List each line of the data that holds the string "name", please.

━━ PROVIDED DATA

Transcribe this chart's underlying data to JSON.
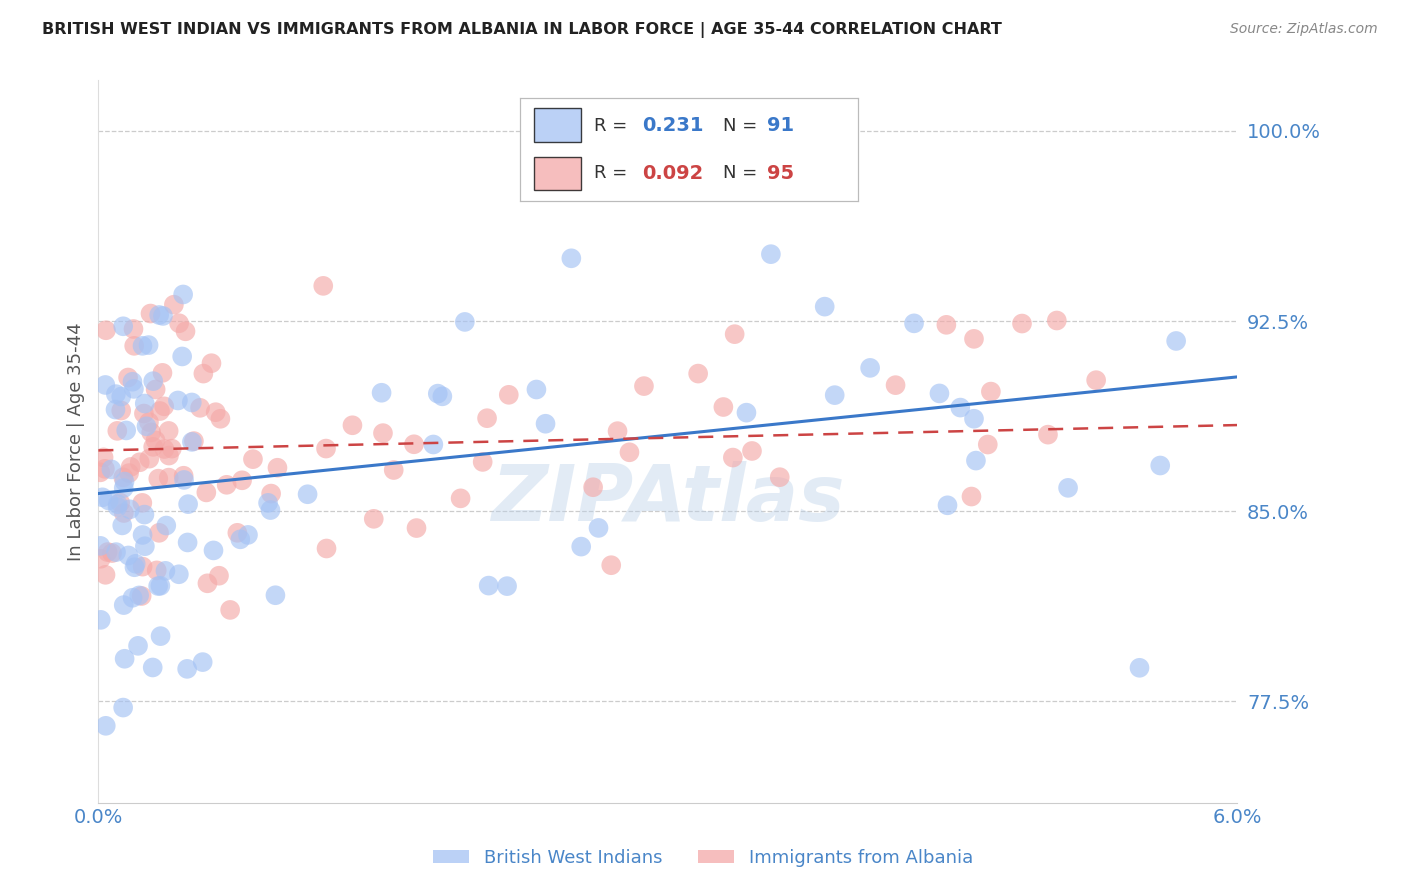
{
  "title": "BRITISH WEST INDIAN VS IMMIGRANTS FROM ALBANIA IN LABOR FORCE | AGE 35-44 CORRELATION CHART",
  "source": "Source: ZipAtlas.com",
  "ylabel": "In Labor Force | Age 35-44",
  "xlim": [
    0.0,
    0.06
  ],
  "ylim": [
    0.735,
    1.02
  ],
  "yticks": [
    0.775,
    0.85,
    0.925,
    1.0
  ],
  "ytick_labels": [
    "77.5%",
    "85.0%",
    "92.5%",
    "100.0%"
  ],
  "xticks": [
    0.0,
    0.01,
    0.02,
    0.03,
    0.04,
    0.05,
    0.06
  ],
  "xtick_labels": [
    "0.0%",
    "",
    "",
    "",
    "",
    "",
    "6.0%"
  ],
  "blue_R": 0.231,
  "blue_N": 91,
  "pink_R": 0.092,
  "pink_N": 95,
  "blue_color": "#a4c2f4",
  "pink_color": "#f4a9a8",
  "blue_line_color": "#3a78c9",
  "pink_line_color": "#cc4444",
  "axis_color": "#4a86c8",
  "grid_color": "#cccccc",
  "background_color": "#ffffff",
  "watermark": "ZIPAtlas",
  "legend_label_blue": "British West Indians",
  "legend_label_pink": "Immigrants from Albania",
  "blue_line_x0": 0.0,
  "blue_line_y0": 0.857,
  "blue_line_x1": 0.06,
  "blue_line_y1": 0.903,
  "pink_line_x0": 0.0,
  "pink_line_y0": 0.874,
  "pink_line_x1": 0.06,
  "pink_line_y1": 0.884
}
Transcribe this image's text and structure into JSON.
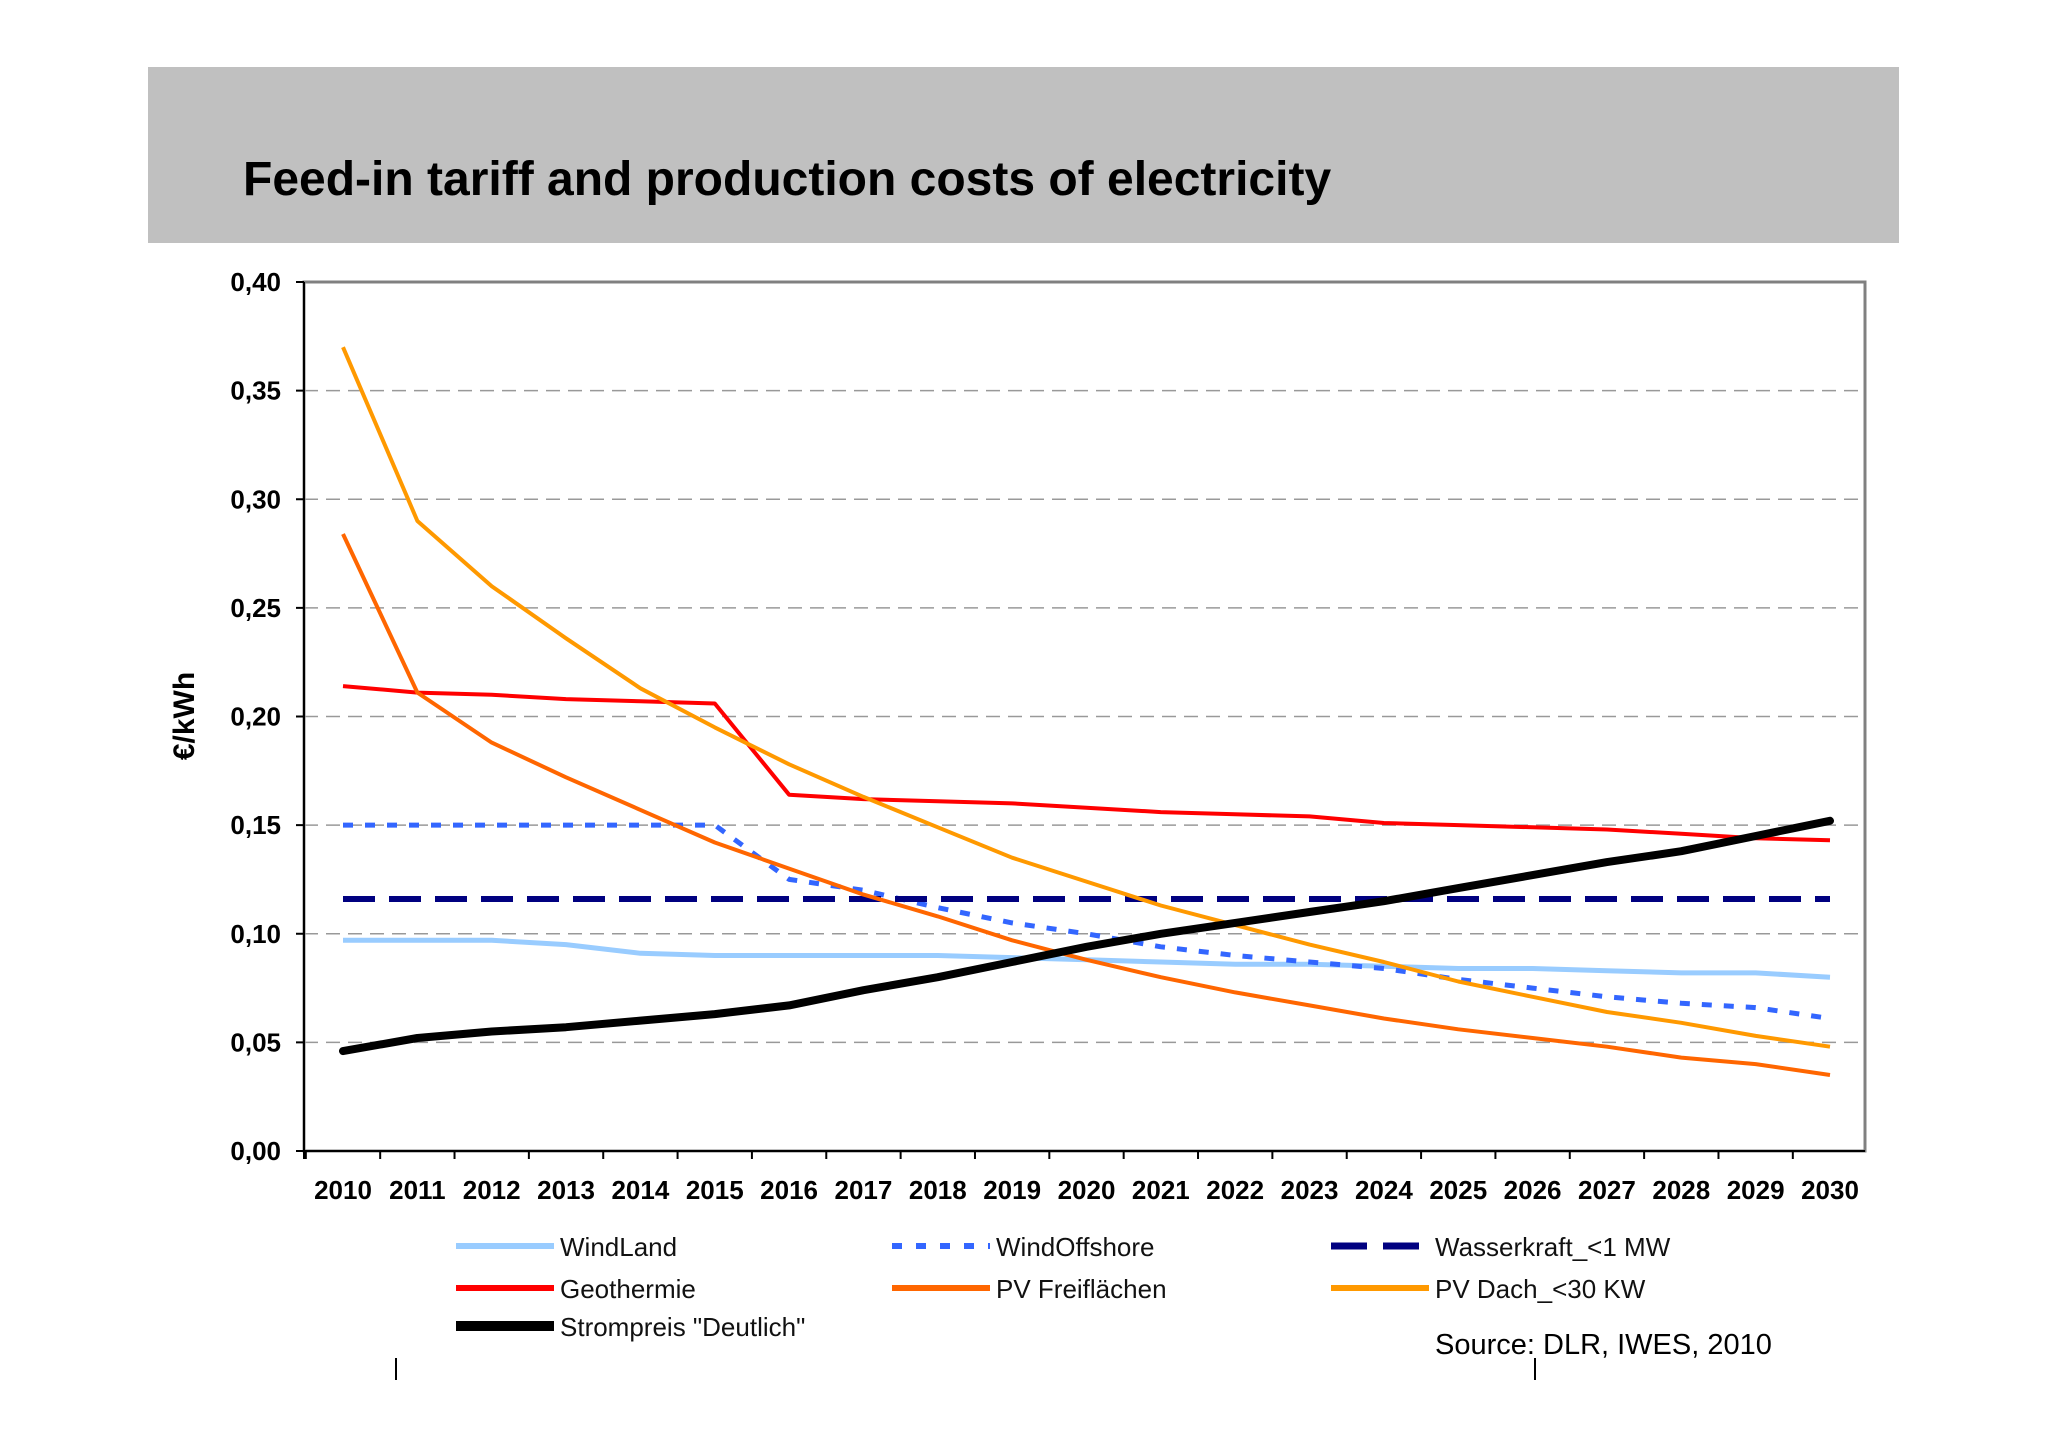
{
  "chart_data": {
    "type": "line",
    "title": "Feed-in tariff and production costs of electricity",
    "xlabel": "",
    "ylabel": "€/kWh",
    "ylim": [
      0,
      0.4
    ],
    "yticks": [
      "0,00",
      "0,05",
      "0,10",
      "0,15",
      "0,20",
      "0,25",
      "0,30",
      "0,35",
      "0,40"
    ],
    "grid": "horizontal dashed",
    "legend_position": "bottom",
    "x": [
      "2010",
      "2011",
      "2012",
      "2013",
      "2014",
      "2015",
      "2016",
      "2017",
      "2018",
      "2019",
      "2020",
      "2021",
      "2022",
      "2023",
      "2024",
      "2025",
      "2026",
      "2027",
      "2028",
      "2029",
      "2030"
    ],
    "series": [
      {
        "name": "WindLand",
        "color": "#99ccff",
        "style": "solid",
        "values": [
          0.097,
          0.097,
          0.097,
          0.095,
          0.091,
          0.09,
          0.09,
          0.09,
          0.09,
          0.089,
          0.088,
          0.087,
          0.086,
          0.086,
          0.085,
          0.084,
          0.084,
          0.083,
          0.082,
          0.082,
          0.08
        ]
      },
      {
        "name": "WindOffshore",
        "color": "#3366ff",
        "style": "dotted",
        "values": [
          0.15,
          0.15,
          0.15,
          0.15,
          0.15,
          0.15,
          0.125,
          0.12,
          0.112,
          0.105,
          0.1,
          0.094,
          0.09,
          0.087,
          0.084,
          0.079,
          0.075,
          0.071,
          0.068,
          0.066,
          0.061
        ]
      },
      {
        "name": "Wasserkraft_<1 MW",
        "color": "#000080",
        "style": "dashed",
        "values": [
          0.116,
          0.116,
          0.116,
          0.116,
          0.116,
          0.116,
          0.116,
          0.116,
          0.116,
          0.116,
          0.116,
          0.116,
          0.116,
          0.116,
          0.116,
          0.116,
          0.116,
          0.116,
          0.116,
          0.116,
          0.116
        ]
      },
      {
        "name": "Geothermie",
        "color": "#ff0000",
        "style": "solid",
        "values": [
          0.214,
          0.211,
          0.21,
          0.208,
          0.207,
          0.206,
          0.164,
          0.162,
          0.161,
          0.16,
          0.158,
          0.156,
          0.155,
          0.154,
          0.151,
          0.15,
          0.149,
          0.148,
          0.146,
          0.144,
          0.143
        ]
      },
      {
        "name": "PV Freiflächen",
        "color": "#ff6600",
        "style": "solid",
        "values": [
          0.284,
          0.211,
          0.188,
          0.172,
          0.157,
          0.142,
          0.13,
          0.118,
          0.108,
          0.097,
          0.088,
          0.08,
          0.073,
          0.067,
          0.061,
          0.056,
          0.052,
          0.048,
          0.043,
          0.04,
          0.035
        ]
      },
      {
        "name": "PV Dach_<30 KW",
        "color": "#ff9900",
        "style": "solid",
        "values": [
          0.37,
          0.29,
          0.26,
          0.236,
          0.213,
          0.195,
          0.178,
          0.163,
          0.149,
          0.135,
          0.124,
          0.113,
          0.104,
          0.095,
          0.087,
          0.078,
          0.071,
          0.064,
          0.059,
          0.053,
          0.048
        ]
      },
      {
        "name": "Strompreis \"Deutlich\"",
        "color": "#000000",
        "style": "thick",
        "values": [
          0.046,
          0.052,
          0.055,
          0.057,
          0.06,
          0.063,
          0.067,
          0.074,
          0.08,
          0.087,
          0.094,
          0.1,
          0.105,
          0.11,
          0.115,
          0.121,
          0.127,
          0.133,
          0.138,
          0.145,
          0.152
        ]
      }
    ],
    "source": "Source: DLR, IWES, 2010"
  },
  "header": {
    "background": "#c0c0c0"
  }
}
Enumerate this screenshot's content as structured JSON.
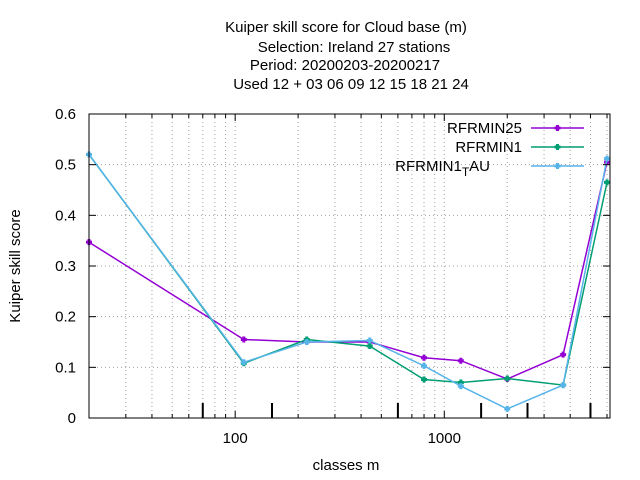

━━━━

* [RESPONSE]:
        "name": "WindLand",
        "name": "WindOffshore",
        "name": "Wasserkraft_<1 MW",
        "name": "Geothermie",
        "name": "PV Freiflächen",
        "name": "PV Dach_<30 KW",
        "name": "Strompreis \"Deutlich\"",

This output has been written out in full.